**Directive:** Repeat, line for line, the entries printed below.

──────────────────────────────

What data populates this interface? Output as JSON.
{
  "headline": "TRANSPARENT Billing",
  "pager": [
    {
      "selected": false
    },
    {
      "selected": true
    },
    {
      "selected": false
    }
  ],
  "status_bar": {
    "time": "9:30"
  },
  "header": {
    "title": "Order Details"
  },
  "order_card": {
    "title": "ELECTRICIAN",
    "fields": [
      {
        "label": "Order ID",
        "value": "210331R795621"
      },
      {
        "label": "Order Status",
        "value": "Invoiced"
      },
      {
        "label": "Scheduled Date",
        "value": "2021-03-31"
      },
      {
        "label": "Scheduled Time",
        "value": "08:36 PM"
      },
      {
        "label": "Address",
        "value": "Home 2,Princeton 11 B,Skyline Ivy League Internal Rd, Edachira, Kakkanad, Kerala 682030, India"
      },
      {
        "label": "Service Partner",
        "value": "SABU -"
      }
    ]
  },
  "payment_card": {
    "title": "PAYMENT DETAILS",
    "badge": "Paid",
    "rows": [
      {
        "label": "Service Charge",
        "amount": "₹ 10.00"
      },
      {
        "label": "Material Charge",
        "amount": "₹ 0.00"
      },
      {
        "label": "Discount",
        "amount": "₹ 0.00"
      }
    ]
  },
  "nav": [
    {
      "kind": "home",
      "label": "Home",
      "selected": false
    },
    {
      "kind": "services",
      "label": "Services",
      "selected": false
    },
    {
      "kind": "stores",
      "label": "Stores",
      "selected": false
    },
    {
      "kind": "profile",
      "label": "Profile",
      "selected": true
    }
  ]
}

──────────────────────────────

**Task output:**
What data populates this interface? Output as JSON.
{
  "headline": "TRANSPARENT Billing",
  "pager": [
    {
      "selected": false
    },
    {
      "selected": true
    },
    {
      "selected": false
    }
  ],
  "status_bar": {
    "time": "9:30"
  },
  "header": {
    "title": "Order Details"
  },
  "order_card": {
    "title": "ELECTRICIAN",
    "fields": [
      {
        "label": "Order ID",
        "value": "210331R795621"
      },
      {
        "label": "Order Status",
        "value": "Invoiced"
      },
      {
        "label": "Scheduled Date",
        "value": "2021-03-31"
      },
      {
        "label": "Scheduled Time",
        "value": "08:36 PM"
      },
      {
        "label": "Address",
        "value": "Home 2,Princeton 11 B,Skyline Ivy League Internal Rd, Edachira, Kakkanad, Kerala 682030, India"
      },
      {
        "label": "Service Partner",
        "value": "SABU -"
      }
    ]
  },
  "payment_card": {
    "title": "PAYMENT DETAILS",
    "badge": "Paid",
    "rows": [
      {
        "label": "Service Charge",
        "amount": "₹ 10.00"
      },
      {
        "label": "Material Charge",
        "amount": "₹ 0.00"
      },
      {
        "label": "Discount",
        "amount": "₹ 0.00"
      }
    ]
  },
  "nav": [
    {
      "kind": "home",
      "label": "Home",
      "selected": false
    },
    {
      "kind": "services",
      "label": "Services",
      "selected": false
    },
    {
      "kind": "stores",
      "label": "Stores",
      "selected": false
    },
    {
      "kind": "profile",
      "label": "Profile",
      "selected": true
    }
  ]
}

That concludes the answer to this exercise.